RECORDED INFORMATION>
** Begin **
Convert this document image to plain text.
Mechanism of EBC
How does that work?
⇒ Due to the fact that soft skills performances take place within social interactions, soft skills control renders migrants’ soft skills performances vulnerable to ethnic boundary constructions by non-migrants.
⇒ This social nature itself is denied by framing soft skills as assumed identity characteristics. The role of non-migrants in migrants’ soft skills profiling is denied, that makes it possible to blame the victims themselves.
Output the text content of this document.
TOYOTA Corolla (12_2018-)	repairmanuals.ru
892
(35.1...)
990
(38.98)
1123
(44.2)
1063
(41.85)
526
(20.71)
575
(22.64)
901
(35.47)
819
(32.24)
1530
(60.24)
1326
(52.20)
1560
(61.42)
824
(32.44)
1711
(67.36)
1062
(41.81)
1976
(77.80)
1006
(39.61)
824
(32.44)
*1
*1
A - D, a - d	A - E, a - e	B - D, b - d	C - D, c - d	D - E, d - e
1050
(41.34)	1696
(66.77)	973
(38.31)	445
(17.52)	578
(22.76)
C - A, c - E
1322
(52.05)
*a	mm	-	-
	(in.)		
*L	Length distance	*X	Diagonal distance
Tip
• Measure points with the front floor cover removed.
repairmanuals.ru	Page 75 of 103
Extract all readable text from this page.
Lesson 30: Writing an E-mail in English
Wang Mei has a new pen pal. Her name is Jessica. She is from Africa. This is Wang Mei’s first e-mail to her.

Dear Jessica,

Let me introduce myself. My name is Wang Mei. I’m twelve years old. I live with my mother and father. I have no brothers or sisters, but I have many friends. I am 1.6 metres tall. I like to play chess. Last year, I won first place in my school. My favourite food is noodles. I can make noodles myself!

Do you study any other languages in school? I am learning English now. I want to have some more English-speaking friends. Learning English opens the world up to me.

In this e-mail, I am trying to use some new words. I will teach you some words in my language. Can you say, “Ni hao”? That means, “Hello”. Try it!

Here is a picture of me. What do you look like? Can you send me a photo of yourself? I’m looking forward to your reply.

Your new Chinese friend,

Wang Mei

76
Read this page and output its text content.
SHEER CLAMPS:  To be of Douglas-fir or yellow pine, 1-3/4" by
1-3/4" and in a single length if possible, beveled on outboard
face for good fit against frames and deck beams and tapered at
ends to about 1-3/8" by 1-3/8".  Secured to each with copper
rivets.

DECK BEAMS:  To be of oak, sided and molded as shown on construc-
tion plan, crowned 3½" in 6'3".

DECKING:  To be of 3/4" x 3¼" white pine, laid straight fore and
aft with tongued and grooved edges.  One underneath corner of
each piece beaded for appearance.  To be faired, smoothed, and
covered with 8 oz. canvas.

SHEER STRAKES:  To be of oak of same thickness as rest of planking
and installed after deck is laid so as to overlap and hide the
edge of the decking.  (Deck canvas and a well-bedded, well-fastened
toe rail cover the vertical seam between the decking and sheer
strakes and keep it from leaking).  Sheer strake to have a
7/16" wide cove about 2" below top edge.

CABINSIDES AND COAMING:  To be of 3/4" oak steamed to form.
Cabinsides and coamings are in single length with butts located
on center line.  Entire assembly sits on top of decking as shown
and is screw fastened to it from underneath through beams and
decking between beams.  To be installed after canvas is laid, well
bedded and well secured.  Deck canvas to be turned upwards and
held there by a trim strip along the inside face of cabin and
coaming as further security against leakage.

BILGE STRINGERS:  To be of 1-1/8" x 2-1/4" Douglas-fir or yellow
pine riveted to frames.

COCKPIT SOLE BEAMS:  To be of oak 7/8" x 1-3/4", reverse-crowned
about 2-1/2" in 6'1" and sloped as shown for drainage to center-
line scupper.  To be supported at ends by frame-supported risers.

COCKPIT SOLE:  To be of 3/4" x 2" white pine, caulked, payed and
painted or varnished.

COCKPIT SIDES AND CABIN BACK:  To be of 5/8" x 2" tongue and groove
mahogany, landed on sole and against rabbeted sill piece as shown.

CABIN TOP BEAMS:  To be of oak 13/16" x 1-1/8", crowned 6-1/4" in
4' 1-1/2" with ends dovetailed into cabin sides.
** End **
TASK TO CARRY OUT> Report how many lines in the entries hold the string "about". Nothing but the number is wanted.

THE OUTPUT> 3